* Source material *

┄┄┄┄┄┄┄┄┄┄┄┄┄┄┄┄┄┄┄┄

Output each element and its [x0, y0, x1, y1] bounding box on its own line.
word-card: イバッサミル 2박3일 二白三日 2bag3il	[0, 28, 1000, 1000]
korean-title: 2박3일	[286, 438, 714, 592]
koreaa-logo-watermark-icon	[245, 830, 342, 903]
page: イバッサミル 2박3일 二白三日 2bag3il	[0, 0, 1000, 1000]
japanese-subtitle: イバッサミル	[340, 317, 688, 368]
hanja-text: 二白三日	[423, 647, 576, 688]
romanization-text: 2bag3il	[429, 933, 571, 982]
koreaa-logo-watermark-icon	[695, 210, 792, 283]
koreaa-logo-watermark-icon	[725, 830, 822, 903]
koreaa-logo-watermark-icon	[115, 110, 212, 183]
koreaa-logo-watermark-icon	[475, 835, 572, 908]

┄┄┄┄┄┄┄┄┄┄┄┄┄┄┄┄┄┄┄┄

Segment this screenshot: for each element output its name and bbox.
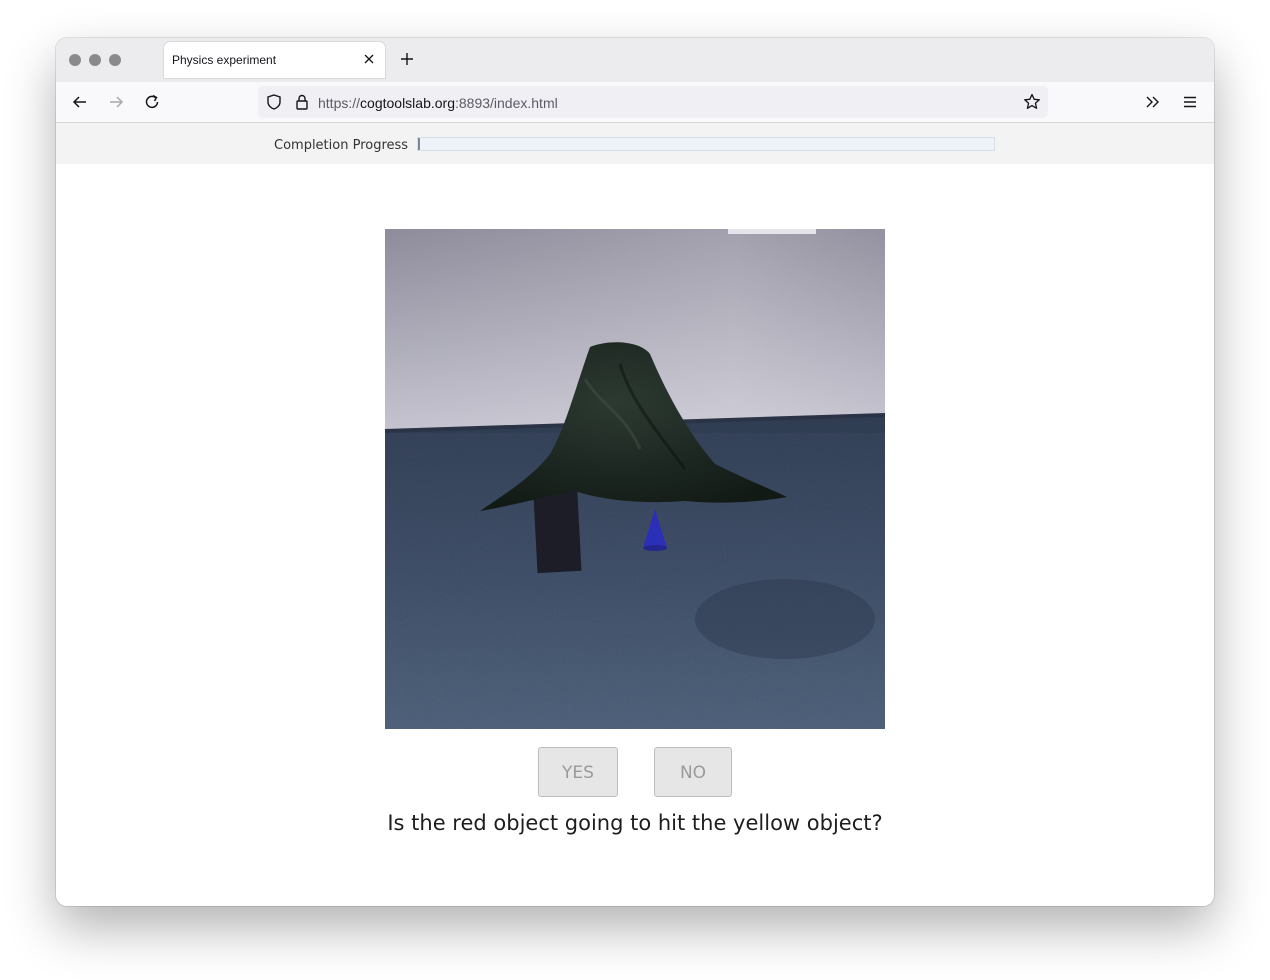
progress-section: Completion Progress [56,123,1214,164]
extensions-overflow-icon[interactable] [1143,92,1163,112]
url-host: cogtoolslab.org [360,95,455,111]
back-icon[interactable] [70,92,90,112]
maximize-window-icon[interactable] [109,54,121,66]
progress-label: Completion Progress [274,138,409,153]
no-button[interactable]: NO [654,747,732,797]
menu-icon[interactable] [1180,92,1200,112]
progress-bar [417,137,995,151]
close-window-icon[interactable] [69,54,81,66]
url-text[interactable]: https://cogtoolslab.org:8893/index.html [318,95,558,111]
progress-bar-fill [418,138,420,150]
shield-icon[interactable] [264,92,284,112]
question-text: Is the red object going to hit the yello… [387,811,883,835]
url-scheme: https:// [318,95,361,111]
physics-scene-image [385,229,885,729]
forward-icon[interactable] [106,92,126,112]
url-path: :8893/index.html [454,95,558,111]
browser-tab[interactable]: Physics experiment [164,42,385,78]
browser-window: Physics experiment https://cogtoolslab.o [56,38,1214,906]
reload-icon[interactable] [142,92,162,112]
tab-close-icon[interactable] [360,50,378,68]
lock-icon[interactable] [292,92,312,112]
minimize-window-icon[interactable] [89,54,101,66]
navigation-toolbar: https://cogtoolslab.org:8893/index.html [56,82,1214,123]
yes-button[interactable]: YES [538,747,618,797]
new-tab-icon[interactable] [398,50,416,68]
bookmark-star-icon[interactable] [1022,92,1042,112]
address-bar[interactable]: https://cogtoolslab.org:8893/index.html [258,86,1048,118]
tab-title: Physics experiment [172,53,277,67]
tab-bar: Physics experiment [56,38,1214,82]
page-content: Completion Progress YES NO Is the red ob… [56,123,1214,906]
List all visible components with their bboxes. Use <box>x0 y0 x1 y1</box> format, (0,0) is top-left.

┄┄┄┄┄┄┄┄┄┄┄┄┄┄┄┄┄┄┄┄

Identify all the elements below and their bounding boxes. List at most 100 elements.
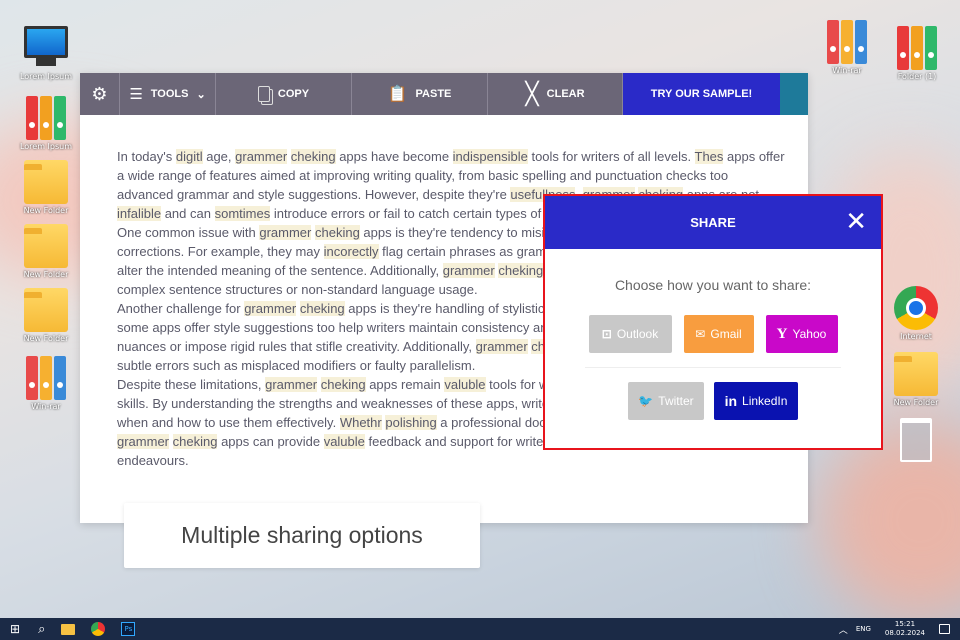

┄┄┄┄┄┄┄┄┄┄┄┄┄┄┄┄┄┄┄┄

* Short exercise *
Copy the data above verbatim, starting with the line that contains "Segment this screenshot: for" and continuing through the line that contains "physics-scene-image [385,229,885,729]", with both of those lines included. Omit the pictures from your answer.

* Completed task *
Segment this screenshot: for each element output its name and bbox.
progress-section: Completion Progress [56,123,1214,164]
extensions-overflow-icon[interactable] [1143,92,1163,112]
url-host: cogtoolslab.org [360,95,455,111]
back-icon[interactable] [70,92,90,112]
maximize-window-icon[interactable] [109,54,121,66]
progress-label: Completion Progress [274,138,409,153]
no-button[interactable]: NO [654,747,732,797]
menu-icon[interactable] [1180,92,1200,112]
progress-bar [417,137,995,151]
close-window-icon[interactable] [69,54,81,66]
url-text[interactable]: https://cogtoolslab.org:8893/index.html [318,95,558,111]
progress-bar-fill [418,138,420,150]
shield-icon[interactable] [264,92,284,112]
question-text: Is the red object going to hit the yello… [387,811,883,835]
url-scheme: https:// [318,95,361,111]
physics-scene-image [385,229,885,729]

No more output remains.